## INSTRUCTIONS TO FOLLOW:
Report, as a bare number, how many lines contain the string "optimum".

[Saved entries]

☆ ☆ ☆

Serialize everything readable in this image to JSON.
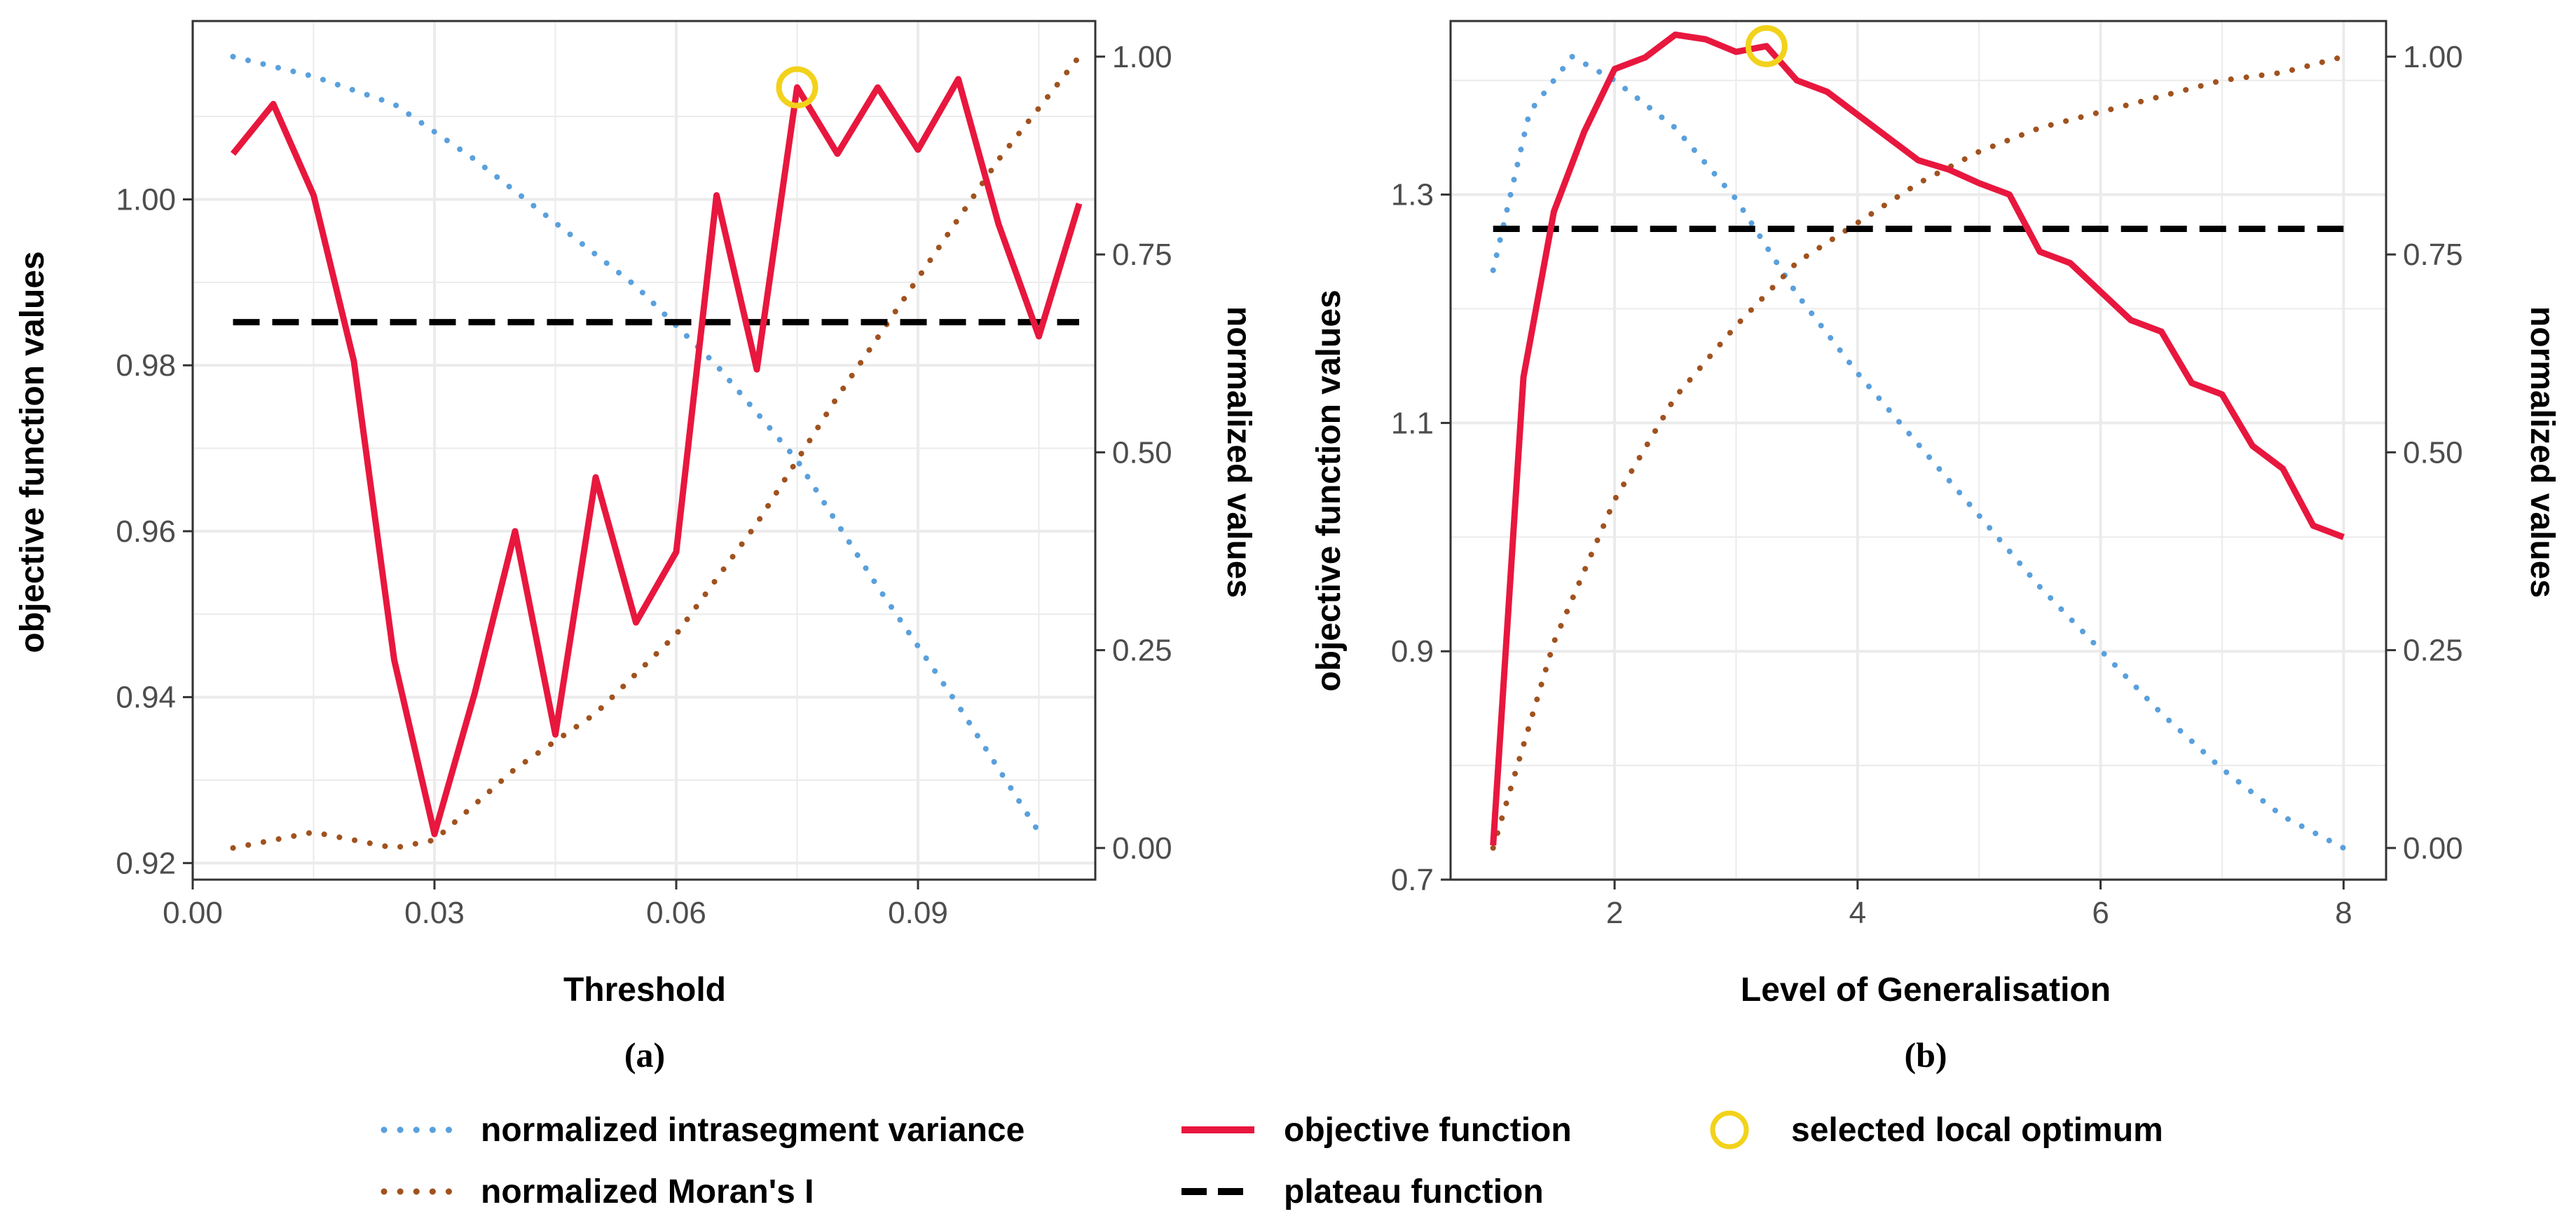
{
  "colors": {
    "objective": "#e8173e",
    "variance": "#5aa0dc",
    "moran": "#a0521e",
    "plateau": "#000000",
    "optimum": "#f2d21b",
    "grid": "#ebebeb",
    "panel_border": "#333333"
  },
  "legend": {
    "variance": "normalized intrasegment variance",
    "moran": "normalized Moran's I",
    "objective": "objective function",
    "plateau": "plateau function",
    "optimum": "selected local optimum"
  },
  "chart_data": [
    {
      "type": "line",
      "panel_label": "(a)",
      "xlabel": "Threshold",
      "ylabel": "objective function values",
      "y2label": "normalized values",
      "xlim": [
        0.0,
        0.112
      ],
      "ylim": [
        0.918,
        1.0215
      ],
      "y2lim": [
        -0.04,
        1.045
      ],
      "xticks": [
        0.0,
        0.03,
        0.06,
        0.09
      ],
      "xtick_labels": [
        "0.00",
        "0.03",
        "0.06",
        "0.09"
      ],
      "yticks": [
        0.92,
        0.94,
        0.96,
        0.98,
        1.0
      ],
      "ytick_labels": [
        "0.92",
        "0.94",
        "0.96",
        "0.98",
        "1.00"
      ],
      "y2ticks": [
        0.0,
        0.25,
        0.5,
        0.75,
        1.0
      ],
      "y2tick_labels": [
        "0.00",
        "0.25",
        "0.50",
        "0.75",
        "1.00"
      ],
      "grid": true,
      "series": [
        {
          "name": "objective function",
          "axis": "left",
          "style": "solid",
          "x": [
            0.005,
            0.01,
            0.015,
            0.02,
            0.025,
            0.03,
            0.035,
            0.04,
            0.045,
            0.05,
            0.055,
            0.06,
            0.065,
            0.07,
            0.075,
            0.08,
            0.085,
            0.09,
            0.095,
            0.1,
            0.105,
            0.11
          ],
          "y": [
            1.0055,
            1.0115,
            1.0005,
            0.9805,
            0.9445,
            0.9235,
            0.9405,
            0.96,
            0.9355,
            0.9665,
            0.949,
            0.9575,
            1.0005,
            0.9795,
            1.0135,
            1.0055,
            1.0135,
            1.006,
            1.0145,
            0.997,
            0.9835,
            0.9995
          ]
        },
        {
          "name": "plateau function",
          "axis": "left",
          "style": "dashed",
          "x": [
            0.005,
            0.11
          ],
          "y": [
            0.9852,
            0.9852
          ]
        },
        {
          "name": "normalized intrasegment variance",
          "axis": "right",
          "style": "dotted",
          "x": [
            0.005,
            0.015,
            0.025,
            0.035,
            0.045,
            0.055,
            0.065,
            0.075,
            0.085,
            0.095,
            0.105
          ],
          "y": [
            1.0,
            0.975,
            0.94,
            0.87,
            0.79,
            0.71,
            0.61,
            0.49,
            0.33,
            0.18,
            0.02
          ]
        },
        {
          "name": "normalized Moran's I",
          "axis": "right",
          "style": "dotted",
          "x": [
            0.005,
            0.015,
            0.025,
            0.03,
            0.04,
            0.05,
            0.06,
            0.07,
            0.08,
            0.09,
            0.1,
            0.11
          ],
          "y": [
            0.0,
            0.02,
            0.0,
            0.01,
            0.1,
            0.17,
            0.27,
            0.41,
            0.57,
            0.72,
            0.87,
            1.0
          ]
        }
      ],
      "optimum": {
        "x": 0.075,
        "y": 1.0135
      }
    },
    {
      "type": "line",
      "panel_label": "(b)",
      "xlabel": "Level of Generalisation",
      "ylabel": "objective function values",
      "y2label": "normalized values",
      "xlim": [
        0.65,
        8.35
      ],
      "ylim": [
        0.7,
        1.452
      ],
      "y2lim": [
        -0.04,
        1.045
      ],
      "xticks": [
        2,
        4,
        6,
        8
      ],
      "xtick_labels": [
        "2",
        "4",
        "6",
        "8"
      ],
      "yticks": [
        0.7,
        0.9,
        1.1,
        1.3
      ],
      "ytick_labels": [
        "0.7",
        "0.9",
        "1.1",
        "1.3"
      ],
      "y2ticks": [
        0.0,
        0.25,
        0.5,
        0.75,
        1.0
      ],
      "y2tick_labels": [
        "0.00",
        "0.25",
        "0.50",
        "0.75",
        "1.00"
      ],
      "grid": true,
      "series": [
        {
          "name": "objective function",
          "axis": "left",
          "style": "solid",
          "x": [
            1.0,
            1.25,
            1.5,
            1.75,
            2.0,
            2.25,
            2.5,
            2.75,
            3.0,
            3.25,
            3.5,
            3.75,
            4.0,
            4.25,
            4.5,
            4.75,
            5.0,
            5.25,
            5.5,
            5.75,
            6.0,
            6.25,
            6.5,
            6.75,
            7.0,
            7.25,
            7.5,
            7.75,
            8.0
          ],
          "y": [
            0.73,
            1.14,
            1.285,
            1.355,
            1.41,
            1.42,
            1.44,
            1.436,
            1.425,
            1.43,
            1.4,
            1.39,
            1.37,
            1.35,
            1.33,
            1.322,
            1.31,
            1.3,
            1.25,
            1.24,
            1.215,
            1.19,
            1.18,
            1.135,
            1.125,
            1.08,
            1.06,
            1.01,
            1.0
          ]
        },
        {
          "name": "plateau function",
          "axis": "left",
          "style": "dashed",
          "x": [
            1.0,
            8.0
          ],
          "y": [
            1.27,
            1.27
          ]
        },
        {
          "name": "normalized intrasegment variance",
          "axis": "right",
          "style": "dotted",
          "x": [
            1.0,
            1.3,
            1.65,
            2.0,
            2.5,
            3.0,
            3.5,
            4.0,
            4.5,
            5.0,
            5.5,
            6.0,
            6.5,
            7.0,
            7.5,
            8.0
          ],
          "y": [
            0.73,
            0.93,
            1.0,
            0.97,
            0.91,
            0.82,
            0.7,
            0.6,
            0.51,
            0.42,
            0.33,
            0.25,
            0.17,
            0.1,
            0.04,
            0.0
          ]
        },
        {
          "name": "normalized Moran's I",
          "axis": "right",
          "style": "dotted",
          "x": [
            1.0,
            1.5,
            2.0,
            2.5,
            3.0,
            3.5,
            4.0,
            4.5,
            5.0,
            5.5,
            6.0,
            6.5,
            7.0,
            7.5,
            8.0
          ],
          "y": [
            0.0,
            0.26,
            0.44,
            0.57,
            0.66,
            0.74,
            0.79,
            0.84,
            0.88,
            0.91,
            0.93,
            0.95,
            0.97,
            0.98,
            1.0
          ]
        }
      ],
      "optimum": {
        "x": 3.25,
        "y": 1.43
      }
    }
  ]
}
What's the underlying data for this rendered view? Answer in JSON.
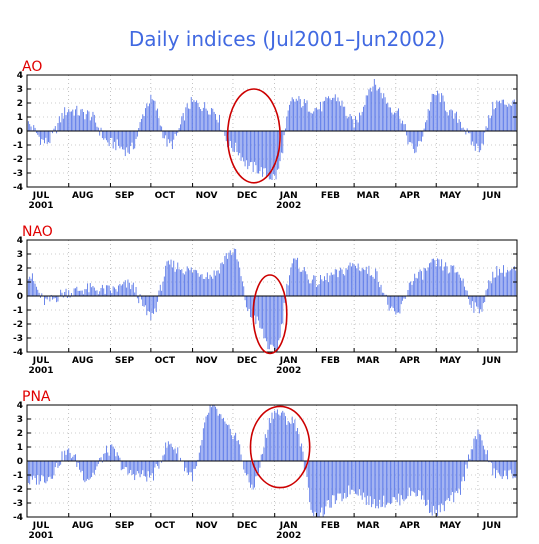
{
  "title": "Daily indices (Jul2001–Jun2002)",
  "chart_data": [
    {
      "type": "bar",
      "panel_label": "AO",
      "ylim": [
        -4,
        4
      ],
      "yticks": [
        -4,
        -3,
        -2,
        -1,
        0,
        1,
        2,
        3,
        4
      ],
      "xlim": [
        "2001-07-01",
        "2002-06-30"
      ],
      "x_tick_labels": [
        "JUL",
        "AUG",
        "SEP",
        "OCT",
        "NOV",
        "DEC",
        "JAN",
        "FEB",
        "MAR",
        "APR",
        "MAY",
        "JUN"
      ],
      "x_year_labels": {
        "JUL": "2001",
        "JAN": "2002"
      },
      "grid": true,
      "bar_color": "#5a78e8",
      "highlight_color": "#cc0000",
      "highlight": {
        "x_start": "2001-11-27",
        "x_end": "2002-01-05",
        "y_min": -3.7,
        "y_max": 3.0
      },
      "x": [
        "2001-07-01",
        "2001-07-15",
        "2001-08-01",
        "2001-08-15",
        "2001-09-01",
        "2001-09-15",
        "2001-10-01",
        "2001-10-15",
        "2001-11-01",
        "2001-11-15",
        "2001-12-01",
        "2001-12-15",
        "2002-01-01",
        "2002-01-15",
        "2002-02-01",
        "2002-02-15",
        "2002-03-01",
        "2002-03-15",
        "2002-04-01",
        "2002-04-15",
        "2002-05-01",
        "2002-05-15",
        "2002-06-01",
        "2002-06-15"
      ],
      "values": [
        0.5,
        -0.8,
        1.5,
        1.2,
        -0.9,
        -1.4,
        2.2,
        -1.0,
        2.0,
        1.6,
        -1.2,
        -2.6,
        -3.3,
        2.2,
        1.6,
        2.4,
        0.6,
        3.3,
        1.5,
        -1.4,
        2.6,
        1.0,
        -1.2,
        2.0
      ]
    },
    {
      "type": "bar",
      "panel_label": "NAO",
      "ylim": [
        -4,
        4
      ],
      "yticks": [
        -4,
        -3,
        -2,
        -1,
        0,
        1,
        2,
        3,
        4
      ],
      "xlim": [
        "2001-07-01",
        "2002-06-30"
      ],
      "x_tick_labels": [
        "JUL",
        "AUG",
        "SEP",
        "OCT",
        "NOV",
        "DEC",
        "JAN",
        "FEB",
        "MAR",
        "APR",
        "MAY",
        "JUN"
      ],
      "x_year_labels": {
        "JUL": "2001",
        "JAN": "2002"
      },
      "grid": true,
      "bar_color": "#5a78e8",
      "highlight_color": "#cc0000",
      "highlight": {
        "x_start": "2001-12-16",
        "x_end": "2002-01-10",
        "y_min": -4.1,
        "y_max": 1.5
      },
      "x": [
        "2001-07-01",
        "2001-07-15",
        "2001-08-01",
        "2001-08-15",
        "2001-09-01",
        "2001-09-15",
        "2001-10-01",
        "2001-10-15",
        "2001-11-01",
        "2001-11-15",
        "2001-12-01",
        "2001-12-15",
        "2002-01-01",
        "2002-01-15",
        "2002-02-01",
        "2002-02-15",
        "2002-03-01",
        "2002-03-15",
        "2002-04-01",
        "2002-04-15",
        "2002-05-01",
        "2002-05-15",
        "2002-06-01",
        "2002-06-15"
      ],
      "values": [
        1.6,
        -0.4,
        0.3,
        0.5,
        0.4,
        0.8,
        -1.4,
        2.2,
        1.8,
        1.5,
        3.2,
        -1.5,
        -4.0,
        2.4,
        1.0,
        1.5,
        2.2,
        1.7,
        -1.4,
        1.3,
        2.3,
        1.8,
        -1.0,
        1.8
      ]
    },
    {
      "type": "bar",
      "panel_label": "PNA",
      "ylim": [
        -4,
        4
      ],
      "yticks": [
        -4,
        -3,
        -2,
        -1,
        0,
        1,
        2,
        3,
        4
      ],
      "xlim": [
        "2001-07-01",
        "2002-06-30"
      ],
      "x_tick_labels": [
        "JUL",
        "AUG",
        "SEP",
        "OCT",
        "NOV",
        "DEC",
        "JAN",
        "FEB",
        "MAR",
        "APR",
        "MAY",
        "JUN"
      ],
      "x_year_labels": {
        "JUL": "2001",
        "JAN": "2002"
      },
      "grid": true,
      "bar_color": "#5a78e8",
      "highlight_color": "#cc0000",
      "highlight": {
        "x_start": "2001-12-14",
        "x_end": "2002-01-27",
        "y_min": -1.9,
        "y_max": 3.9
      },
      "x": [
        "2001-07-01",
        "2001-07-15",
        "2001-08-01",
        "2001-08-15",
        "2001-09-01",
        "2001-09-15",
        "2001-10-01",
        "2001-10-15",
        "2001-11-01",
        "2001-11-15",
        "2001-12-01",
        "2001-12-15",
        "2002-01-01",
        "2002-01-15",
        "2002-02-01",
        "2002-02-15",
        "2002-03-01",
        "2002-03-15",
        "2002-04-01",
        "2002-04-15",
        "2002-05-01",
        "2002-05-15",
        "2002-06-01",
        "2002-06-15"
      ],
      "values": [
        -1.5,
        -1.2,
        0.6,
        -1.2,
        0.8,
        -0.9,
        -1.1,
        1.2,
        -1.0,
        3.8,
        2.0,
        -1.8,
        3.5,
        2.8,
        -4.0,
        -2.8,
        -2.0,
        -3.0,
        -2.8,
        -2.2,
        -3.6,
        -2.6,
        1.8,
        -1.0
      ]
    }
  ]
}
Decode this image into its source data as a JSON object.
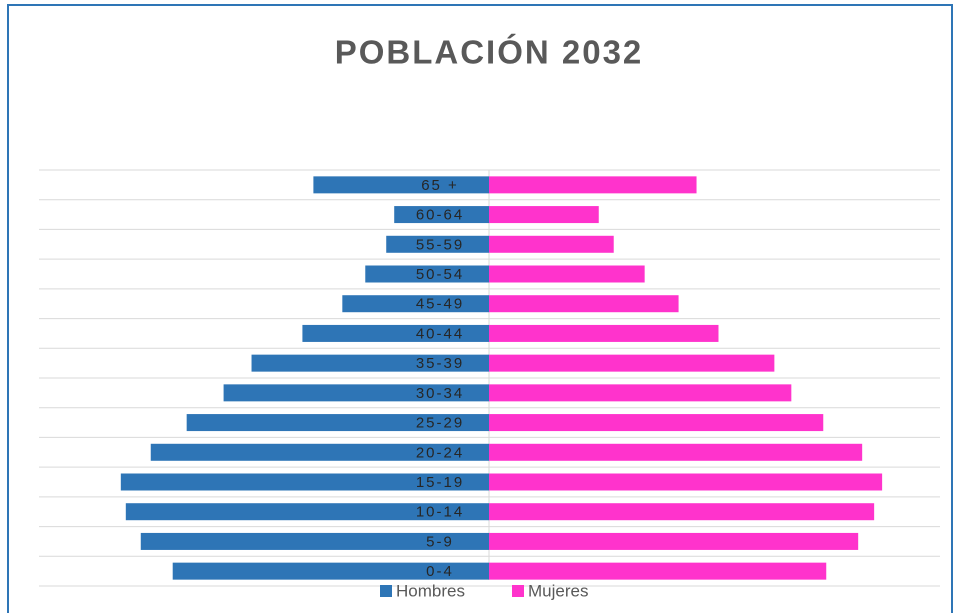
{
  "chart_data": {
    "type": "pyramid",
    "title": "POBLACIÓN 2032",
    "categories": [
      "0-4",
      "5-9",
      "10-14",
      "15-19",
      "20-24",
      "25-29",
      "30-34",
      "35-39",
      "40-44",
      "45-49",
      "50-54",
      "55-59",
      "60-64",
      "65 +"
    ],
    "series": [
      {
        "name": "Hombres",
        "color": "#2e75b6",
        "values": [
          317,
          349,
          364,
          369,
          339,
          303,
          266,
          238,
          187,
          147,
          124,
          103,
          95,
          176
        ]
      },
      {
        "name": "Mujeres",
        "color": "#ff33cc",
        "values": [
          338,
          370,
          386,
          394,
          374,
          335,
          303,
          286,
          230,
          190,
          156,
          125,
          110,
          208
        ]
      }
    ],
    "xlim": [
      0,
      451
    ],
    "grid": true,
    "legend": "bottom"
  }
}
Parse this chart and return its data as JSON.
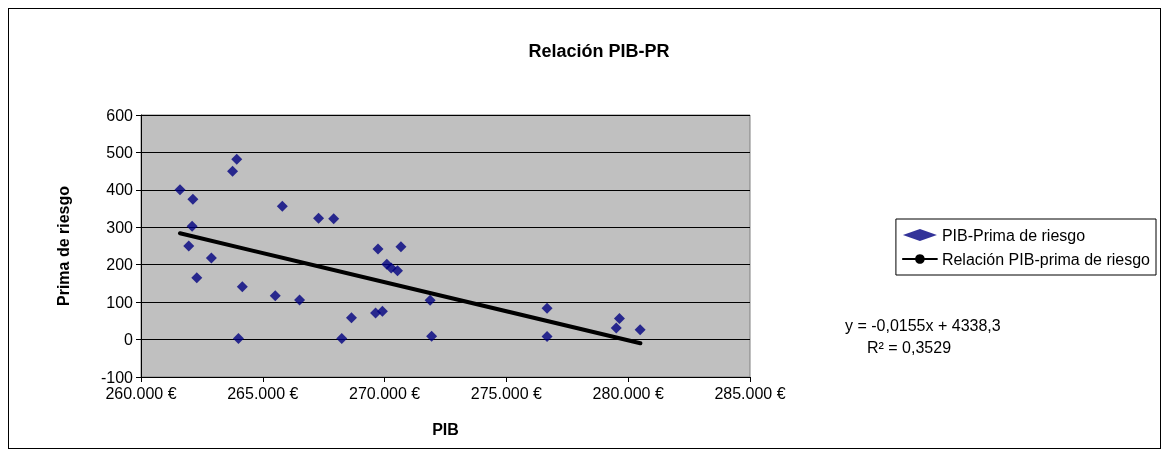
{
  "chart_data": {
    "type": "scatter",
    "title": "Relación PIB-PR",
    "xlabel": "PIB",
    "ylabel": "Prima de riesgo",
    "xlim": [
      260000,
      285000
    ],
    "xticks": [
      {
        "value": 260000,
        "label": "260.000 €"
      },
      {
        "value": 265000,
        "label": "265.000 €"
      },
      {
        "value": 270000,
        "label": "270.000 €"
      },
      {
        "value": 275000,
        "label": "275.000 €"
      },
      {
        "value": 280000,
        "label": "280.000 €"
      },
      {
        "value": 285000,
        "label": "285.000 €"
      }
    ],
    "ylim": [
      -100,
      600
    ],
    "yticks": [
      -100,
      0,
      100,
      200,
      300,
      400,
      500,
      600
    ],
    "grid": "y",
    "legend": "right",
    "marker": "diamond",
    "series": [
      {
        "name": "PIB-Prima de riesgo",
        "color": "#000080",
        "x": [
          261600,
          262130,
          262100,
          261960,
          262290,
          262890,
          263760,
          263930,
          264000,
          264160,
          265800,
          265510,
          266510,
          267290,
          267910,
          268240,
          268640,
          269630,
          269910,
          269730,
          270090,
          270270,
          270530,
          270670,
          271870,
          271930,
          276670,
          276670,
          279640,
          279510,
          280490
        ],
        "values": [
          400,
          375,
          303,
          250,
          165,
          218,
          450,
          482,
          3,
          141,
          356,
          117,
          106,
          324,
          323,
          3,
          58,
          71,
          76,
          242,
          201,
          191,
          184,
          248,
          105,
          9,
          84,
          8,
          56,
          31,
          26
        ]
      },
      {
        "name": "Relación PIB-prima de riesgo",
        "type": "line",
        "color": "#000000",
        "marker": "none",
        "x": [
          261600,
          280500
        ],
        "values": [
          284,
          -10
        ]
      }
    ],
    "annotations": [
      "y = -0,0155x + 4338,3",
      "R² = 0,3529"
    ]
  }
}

☆ ☆ ☆

## THE REPLY:
4